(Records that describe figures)
* * *
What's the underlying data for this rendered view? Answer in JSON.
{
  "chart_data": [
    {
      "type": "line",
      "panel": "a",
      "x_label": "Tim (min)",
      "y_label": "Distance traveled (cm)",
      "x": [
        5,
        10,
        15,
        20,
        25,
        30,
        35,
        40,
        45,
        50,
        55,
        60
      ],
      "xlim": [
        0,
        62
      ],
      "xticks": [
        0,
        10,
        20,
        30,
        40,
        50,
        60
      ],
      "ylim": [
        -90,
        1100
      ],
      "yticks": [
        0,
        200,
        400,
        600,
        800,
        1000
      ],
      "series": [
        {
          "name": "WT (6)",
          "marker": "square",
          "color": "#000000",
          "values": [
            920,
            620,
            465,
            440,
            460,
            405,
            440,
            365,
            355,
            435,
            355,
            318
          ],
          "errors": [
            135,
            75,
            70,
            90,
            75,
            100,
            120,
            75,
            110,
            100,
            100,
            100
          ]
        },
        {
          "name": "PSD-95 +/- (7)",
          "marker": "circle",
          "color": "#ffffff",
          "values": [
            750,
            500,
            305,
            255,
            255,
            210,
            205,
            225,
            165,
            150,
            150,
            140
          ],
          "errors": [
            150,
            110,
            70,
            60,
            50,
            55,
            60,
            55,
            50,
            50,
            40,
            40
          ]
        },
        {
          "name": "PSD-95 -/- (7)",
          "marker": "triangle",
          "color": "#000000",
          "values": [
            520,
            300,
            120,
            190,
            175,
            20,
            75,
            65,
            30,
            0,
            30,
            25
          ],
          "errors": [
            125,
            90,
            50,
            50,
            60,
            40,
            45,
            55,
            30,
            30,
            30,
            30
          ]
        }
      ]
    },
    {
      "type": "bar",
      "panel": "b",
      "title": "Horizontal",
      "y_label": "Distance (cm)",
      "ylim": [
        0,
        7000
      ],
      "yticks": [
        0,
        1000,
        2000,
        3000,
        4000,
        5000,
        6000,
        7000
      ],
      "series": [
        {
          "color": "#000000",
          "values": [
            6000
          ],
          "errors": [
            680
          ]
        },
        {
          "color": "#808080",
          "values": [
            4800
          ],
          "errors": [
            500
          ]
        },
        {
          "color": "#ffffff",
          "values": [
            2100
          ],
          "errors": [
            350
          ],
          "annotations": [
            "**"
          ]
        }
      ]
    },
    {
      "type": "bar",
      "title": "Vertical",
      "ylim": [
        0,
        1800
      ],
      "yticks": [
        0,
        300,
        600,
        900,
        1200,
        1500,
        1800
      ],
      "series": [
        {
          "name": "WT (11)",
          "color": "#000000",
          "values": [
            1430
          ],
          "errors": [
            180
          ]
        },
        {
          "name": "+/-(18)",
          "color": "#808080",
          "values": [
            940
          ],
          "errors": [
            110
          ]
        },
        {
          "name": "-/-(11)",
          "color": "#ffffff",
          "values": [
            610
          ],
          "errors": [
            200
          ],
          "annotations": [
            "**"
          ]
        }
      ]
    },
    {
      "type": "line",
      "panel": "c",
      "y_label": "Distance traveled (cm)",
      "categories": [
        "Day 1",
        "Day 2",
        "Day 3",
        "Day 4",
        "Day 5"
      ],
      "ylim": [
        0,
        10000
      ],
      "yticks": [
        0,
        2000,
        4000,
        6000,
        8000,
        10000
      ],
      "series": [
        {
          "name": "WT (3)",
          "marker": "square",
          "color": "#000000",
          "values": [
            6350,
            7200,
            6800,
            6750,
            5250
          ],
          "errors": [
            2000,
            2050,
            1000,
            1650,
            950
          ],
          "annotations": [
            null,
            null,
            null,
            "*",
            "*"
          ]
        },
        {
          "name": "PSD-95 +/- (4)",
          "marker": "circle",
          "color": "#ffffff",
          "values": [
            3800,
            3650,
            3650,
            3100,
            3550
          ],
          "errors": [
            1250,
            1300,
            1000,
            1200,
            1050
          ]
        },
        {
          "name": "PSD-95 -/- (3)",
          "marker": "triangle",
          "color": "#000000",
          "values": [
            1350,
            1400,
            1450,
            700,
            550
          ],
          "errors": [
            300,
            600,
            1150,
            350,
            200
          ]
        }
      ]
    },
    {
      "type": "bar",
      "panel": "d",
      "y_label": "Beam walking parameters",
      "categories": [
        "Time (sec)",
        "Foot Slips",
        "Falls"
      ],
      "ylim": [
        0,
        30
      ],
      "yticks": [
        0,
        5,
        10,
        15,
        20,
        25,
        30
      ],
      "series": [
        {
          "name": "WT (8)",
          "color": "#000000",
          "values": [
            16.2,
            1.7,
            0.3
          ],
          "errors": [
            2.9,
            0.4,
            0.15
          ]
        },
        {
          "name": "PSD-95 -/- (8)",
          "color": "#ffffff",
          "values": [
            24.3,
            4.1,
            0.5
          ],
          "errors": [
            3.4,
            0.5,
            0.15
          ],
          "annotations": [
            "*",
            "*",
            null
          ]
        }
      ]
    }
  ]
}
* * *
How many lines of the data hold the string "name"? Reply with the number alone.

* **Exercise answer**: 11